> Records supplied
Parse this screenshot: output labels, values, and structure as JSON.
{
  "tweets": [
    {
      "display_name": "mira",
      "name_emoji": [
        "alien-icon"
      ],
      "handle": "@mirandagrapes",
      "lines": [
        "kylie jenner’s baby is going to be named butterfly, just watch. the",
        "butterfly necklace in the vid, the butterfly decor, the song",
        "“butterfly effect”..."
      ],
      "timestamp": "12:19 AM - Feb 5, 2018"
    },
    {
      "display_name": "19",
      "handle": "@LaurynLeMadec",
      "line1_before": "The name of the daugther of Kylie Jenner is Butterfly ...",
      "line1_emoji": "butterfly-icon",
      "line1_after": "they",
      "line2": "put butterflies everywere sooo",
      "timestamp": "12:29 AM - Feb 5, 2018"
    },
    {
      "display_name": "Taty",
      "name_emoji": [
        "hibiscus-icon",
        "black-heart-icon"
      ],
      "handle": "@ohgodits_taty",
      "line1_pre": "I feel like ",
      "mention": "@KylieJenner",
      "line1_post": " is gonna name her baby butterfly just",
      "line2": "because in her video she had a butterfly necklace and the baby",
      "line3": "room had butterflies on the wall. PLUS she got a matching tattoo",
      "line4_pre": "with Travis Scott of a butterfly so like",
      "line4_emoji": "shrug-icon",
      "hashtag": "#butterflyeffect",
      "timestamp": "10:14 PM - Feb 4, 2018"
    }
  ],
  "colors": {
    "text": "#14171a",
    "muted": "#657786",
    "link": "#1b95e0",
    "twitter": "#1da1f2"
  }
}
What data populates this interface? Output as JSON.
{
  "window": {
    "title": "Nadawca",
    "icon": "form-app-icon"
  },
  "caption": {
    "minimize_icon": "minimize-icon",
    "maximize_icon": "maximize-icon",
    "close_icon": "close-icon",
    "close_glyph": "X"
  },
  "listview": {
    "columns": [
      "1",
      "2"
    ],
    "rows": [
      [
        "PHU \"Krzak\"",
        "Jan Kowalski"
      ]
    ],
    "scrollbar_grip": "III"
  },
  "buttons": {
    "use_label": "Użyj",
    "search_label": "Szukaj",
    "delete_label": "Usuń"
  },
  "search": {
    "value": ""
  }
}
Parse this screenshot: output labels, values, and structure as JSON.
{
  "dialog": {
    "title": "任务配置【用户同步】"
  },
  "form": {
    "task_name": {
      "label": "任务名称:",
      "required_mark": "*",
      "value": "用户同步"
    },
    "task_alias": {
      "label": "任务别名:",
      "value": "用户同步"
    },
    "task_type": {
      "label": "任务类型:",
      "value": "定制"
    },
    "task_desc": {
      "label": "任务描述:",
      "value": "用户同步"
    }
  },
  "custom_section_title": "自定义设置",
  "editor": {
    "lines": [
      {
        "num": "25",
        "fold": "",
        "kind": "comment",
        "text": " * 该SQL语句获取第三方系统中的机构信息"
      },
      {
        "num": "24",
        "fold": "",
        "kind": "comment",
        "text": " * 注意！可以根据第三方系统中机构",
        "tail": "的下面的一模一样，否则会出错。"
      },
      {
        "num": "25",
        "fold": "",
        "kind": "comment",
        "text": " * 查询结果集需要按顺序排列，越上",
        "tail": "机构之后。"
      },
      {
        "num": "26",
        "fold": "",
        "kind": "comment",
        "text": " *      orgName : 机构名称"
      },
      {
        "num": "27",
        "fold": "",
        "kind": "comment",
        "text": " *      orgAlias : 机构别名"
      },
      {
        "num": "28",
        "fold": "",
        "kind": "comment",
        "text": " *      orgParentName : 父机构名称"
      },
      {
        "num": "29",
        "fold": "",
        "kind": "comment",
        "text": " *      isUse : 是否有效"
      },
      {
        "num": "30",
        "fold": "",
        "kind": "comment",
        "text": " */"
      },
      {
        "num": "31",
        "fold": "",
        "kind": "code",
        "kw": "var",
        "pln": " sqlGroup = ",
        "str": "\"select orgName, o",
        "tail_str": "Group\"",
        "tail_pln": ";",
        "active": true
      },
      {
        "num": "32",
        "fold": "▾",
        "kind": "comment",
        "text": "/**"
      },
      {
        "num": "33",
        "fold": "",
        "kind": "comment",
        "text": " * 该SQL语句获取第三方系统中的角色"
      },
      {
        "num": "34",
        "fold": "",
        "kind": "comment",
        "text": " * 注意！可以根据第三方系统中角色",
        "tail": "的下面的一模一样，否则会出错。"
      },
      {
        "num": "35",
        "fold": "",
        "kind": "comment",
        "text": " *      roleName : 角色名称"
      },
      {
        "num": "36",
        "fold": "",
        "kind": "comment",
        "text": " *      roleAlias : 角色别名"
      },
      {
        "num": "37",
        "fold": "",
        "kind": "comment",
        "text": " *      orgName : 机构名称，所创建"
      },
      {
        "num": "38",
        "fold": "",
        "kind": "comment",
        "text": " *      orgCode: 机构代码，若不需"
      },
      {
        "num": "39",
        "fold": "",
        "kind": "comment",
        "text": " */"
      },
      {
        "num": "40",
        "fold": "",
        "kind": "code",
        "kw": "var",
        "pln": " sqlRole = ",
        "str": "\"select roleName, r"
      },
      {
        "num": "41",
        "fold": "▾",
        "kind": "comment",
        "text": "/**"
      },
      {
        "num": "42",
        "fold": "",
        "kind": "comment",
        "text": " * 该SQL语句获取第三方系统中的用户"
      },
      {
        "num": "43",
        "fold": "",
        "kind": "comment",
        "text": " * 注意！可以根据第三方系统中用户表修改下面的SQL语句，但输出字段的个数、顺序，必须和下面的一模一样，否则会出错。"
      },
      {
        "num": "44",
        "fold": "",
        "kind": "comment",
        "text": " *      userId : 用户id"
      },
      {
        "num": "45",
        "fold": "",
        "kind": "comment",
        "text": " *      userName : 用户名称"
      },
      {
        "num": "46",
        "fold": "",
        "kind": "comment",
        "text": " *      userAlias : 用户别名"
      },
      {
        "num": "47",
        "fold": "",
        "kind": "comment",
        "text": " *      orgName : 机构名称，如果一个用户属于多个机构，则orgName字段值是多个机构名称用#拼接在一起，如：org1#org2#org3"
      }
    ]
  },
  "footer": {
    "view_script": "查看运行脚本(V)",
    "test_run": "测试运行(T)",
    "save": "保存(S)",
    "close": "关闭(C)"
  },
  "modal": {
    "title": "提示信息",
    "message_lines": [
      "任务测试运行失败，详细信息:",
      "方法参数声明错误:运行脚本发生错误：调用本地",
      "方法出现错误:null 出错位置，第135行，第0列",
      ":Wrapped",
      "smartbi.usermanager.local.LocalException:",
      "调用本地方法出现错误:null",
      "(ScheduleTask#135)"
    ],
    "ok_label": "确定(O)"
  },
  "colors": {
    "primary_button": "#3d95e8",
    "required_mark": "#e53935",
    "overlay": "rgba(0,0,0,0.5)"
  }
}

> The exercise
Copy out the data shown above without altering anything.

> The reply
Parse this screenshot: output labels, values, and structure as JSON.
{
  "tweets": [
    {
      "display_name": "mira",
      "name_emoji": [
        "alien-icon"
      ],
      "handle": "@mirandagrapes",
      "lines": [
        "kylie jenner’s baby is going to be named butterfly, just watch. the",
        "butterfly necklace in the vid, the butterfly decor, the song",
        "“butterfly effect”..."
      ],
      "timestamp": "12:19 AM - Feb 5, 2018"
    },
    {
      "display_name": "19",
      "handle": "@LaurynLeMadec",
      "line1_before": "The name of the daugther of Kylie Jenner is Butterfly ...",
      "line1_emoji": "butterfly-icon",
      "line1_after": "they",
      "line2": "put butterflies everywere sooo",
      "timestamp": "12:29 AM - Feb 5, 2018"
    },
    {
      "display_name": "Taty",
      "name_emoji": [
        "hibiscus-icon",
        "black-heart-icon"
      ],
      "handle": "@ohgodits_taty",
      "line1_pre": "I feel like ",
      "mention": "@KylieJenner",
      "line1_post": " is gonna name her baby butterfly just",
      "line2": "because in her video she had a butterfly necklace and the baby",
      "line3": "room had butterflies on the wall. PLUS she got a matching tattoo",
      "line4_pre": "with Travis Scott of a butterfly so like",
      "line4_emoji": "shrug-icon",
      "hashtag": "#butterflyeffect",
      "timestamp": "10:14 PM - Feb 4, 2018"
    }
  ],
  "colors": {
    "text": "#14171a",
    "muted": "#657786",
    "link": "#1b95e0",
    "twitter": "#1da1f2"
  }
}
What data populates this interface? Output as JSON.
{
  "window": {
    "title": "Nadawca",
    "icon": "form-app-icon"
  },
  "caption": {
    "minimize_icon": "minimize-icon",
    "maximize_icon": "maximize-icon",
    "close_icon": "close-icon",
    "close_glyph": "X"
  },
  "listview": {
    "columns": [
      "1",
      "2"
    ],
    "rows": [
      [
        "PHU \"Krzak\"",
        "Jan Kowalski"
      ]
    ],
    "scrollbar_grip": "III"
  },
  "buttons": {
    "use_label": "Użyj",
    "search_label": "Szukaj",
    "delete_label": "Usuń"
  },
  "search": {
    "value": ""
  }
}
Parse this screenshot: output labels, values, and structure as JSON.
{
  "dialog": {
    "title": "任务配置【用户同步】"
  },
  "form": {
    "task_name": {
      "label": "任务名称:",
      "required_mark": "*",
      "value": "用户同步"
    },
    "task_alias": {
      "label": "任务别名:",
      "value": "用户同步"
    },
    "task_type": {
      "label": "任务类型:",
      "value": "定制"
    },
    "task_desc": {
      "label": "任务描述:",
      "value": "用户同步"
    }
  },
  "custom_section_title": "自定义设置",
  "editor": {
    "lines": [
      {
        "num": "25",
        "fold": "",
        "kind": "comment",
        "text": " * 该SQL语句获取第三方系统中的机构信息"
      },
      {
        "num": "24",
        "fold": "",
        "kind": "comment",
        "text": " * 注意！可以根据第三方系统中机构",
        "tail": "的下面的一模一样，否则会出错。"
      },
      {
        "num": "25",
        "fold": "",
        "kind": "comment",
        "text": " * 查询结果集需要按顺序排列，越上",
        "tail": "机构之后。"
      },
      {
        "num": "26",
        "fold": "",
        "kind": "comment",
        "text": " *      orgName : 机构名称"
      },
      {
        "num": "27",
        "fold": "",
        "kind": "comment",
        "text": " *      orgAlias : 机构别名"
      },
      {
        "num": "28",
        "fold": "",
        "kind": "comment",
        "text": " *      orgParentName : 父机构名称"
      },
      {
        "num": "29",
        "fold": "",
        "kind": "comment",
        "text": " *      isUse : 是否有效"
      },
      {
        "num": "30",
        "fold": "",
        "kind": "comment",
        "text": " */"
      },
      {
        "num": "31",
        "fold": "",
        "kind": "code",
        "kw": "var",
        "pln": " sqlGroup = ",
        "str": "\"select orgName, o",
        "tail_str": "Group\"",
        "tail_pln": ";",
        "active": true
      },
      {
        "num": "32",
        "fold": "▾",
        "kind": "comment",
        "text": "/**"
      },
      {
        "num": "33",
        "fold": "",
        "kind": "comment",
        "text": " * 该SQL语句获取第三方系统中的角色"
      },
      {
        "num": "34",
        "fold": "",
        "kind": "comment",
        "text": " * 注意！可以根据第三方系统中角色",
        "tail": "的下面的一模一样，否则会出错。"
      },
      {
        "num": "35",
        "fold": "",
        "kind": "comment",
        "text": " *      roleName : 角色名称"
      },
      {
        "num": "36",
        "fold": "",
        "kind": "comment",
        "text": " *      roleAlias : 角色别名"
      },
      {
        "num": "37",
        "fold": "",
        "kind": "comment",
        "text": " *      orgName : 机构名称，所创建"
      },
      {
        "num": "38",
        "fold": "",
        "kind": "comment",
        "text": " *      orgCode: 机构代码，若不需"
      },
      {
        "num": "39",
        "fold": "",
        "kind": "comment",
        "text": " */"
      },
      {
        "num": "40",
        "fold": "",
        "kind": "code",
        "kw": "var",
        "pln": " sqlRole = ",
        "str": "\"select roleName, r"
      },
      {
        "num": "41",
        "fold": "▾",
        "kind": "comment",
        "text": "/**"
      },
      {
        "num": "42",
        "fold": "",
        "kind": "comment",
        "text": " * 该SQL语句获取第三方系统中的用户"
      },
      {
        "num": "43",
        "fold": "",
        "kind": "comment",
        "text": " * 注意！可以根据第三方系统中用户表修改下面的SQL语句，但输出字段的个数、顺序，必须和下面的一模一样，否则会出错。"
      },
      {
        "num": "44",
        "fold": "",
        "kind": "comment",
        "text": " *      userId : 用户id"
      },
      {
        "num": "45",
        "fold": "",
        "kind": "comment",
        "text": " *      userName : 用户名称"
      },
      {
        "num": "46",
        "fold": "",
        "kind": "comment",
        "text": " *      userAlias : 用户别名"
      },
      {
        "num": "47",
        "fold": "",
        "kind": "comment",
        "text": " *      orgName : 机构名称，如果一个用户属于多个机构，则orgName字段值是多个机构名称用#拼接在一起，如：org1#org2#org3"
      }
    ]
  },
  "footer": {
    "view_script": "查看运行脚本(V)",
    "test_run": "测试运行(T)",
    "save": "保存(S)",
    "close": "关闭(C)"
  },
  "modal": {
    "title": "提示信息",
    "message_lines": [
      "任务测试运行失败，详细信息:",
      "方法参数声明错误:运行脚本发生错误：调用本地",
      "方法出现错误:null 出错位置，第135行，第0列",
      ":Wrapped",
      "smartbi.usermanager.local.LocalException:",
      "调用本地方法出现错误:null",
      "(ScheduleTask#135)"
    ],
    "ok_label": "确定(O)"
  },
  "colors": {
    "primary_button": "#3d95e8",
    "required_mark": "#e53935",
    "overlay": "rgba(0,0,0,0.5)"
  }
}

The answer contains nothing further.